◆ **What you are asked to do**
Could you repeat the records below exactly, leaving out any pictures?

◆ **Data extract**
— start —
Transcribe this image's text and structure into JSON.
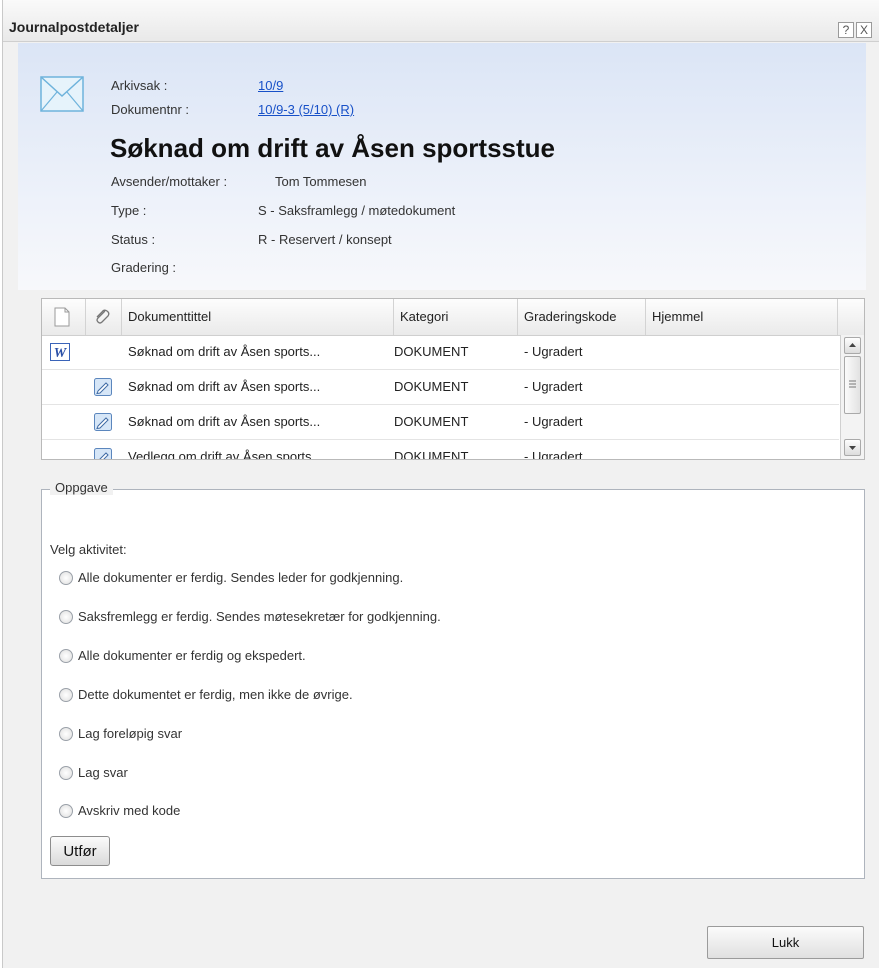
{
  "window": {
    "title": "Journalpostdetaljer",
    "help_glyph": "?",
    "close_glyph": "X"
  },
  "header": {
    "arkivsak_label": "Arkivsak :",
    "arkivsak_value": "10/9",
    "dokumentnr_label": "Dokumentnr :",
    "dokumentnr_value": "10/9-3 (5/10) (R)",
    "title": "Søknad om drift av Åsen sportsstue",
    "avsender_label": "Avsender/mottaker :",
    "avsender_value": "Tom Tommesen",
    "type_label": "Type :",
    "type_value": "S - Saksframlegg / møtedokument",
    "status_label": "Status :",
    "status_value": "R - Reservert / konsept",
    "gradering_label": "Gradering :",
    "gradering_value": ""
  },
  "grid": {
    "columns": [
      "Dokumenttittel",
      "Kategori",
      "Graderingskode",
      "Hjemmel"
    ],
    "rows": [
      {
        "icon": "word-doc-icon",
        "title": "Søknad om drift av Åsen sports...",
        "kategori": "DOKUMENT",
        "gradering": "- Ugradert",
        "hjemmel": ""
      },
      {
        "icon": "attachment-edit-icon",
        "title": "Søknad om drift av Åsen sports...",
        "kategori": "DOKUMENT",
        "gradering": "- Ugradert",
        "hjemmel": ""
      },
      {
        "icon": "attachment-edit-icon",
        "title": "Søknad om drift av Åsen sports...",
        "kategori": "DOKUMENT",
        "gradering": "- Ugradert",
        "hjemmel": ""
      },
      {
        "icon": "attachment-edit-icon",
        "title": "Vedlegg om drift av Åsen sports...",
        "kategori": "DOKUMENT",
        "gradering": "- Ugradert",
        "hjemmel": ""
      }
    ]
  },
  "task": {
    "legend": "Oppgave",
    "velg_label": "Velg aktivitet:",
    "options": [
      "Alle dokumenter er ferdig. Sendes leder for godkjenning.",
      "Saksfremlegg er ferdig. Sendes møtesekretær for godkjenning.",
      "Alle dokumenter er ferdig og ekspedert.",
      "Dette dokumentet er ferdig, men ikke de øvrige.",
      "Lag foreløpig svar",
      "Lag svar",
      "Avskriv med kode"
    ],
    "submit_label": "Utfør"
  },
  "footer": {
    "close_label": "Lukk"
  }
}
— end —
◆ **Exercise solution**
Transcribe this image's text and structure into JSON.
{
  "window": {
    "title": "Journalpostdetaljer",
    "help_glyph": "?",
    "close_glyph": "X"
  },
  "header": {
    "arkivsak_label": "Arkivsak :",
    "arkivsak_value": "10/9",
    "dokumentnr_label": "Dokumentnr :",
    "dokumentnr_value": "10/9-3 (5/10) (R)",
    "title": "Søknad om drift av Åsen sportsstue",
    "avsender_label": "Avsender/mottaker :",
    "avsender_value": "Tom Tommesen",
    "type_label": "Type :",
    "type_value": "S - Saksframlegg / møtedokument",
    "status_label": "Status :",
    "status_value": "R - Reservert / konsept",
    "gradering_label": "Gradering :",
    "gradering_value": ""
  },
  "grid": {
    "columns": [
      "Dokumenttittel",
      "Kategori",
      "Graderingskode",
      "Hjemmel"
    ],
    "rows": [
      {
        "icon": "word-doc-icon",
        "title": "Søknad om drift av Åsen sports...",
        "kategori": "DOKUMENT",
        "gradering": "- Ugradert",
        "hjemmel": ""
      },
      {
        "icon": "attachment-edit-icon",
        "title": "Søknad om drift av Åsen sports...",
        "kategori": "DOKUMENT",
        "gradering": "- Ugradert",
        "hjemmel": ""
      },
      {
        "icon": "attachment-edit-icon",
        "title": "Søknad om drift av Åsen sports...",
        "kategori": "DOKUMENT",
        "gradering": "- Ugradert",
        "hjemmel": ""
      },
      {
        "icon": "attachment-edit-icon",
        "title": "Vedlegg om drift av Åsen sports...",
        "kategori": "DOKUMENT",
        "gradering": "- Ugradert",
        "hjemmel": ""
      }
    ]
  },
  "task": {
    "legend": "Oppgave",
    "velg_label": "Velg aktivitet:",
    "options": [
      "Alle dokumenter er ferdig. Sendes leder for godkjenning.",
      "Saksfremlegg er ferdig. Sendes møtesekretær for godkjenning.",
      "Alle dokumenter er ferdig og ekspedert.",
      "Dette dokumentet er ferdig, men ikke de øvrige.",
      "Lag foreløpig svar",
      "Lag svar",
      "Avskriv med kode"
    ],
    "submit_label": "Utfør"
  },
  "footer": {
    "close_label": "Lukk"
  }
}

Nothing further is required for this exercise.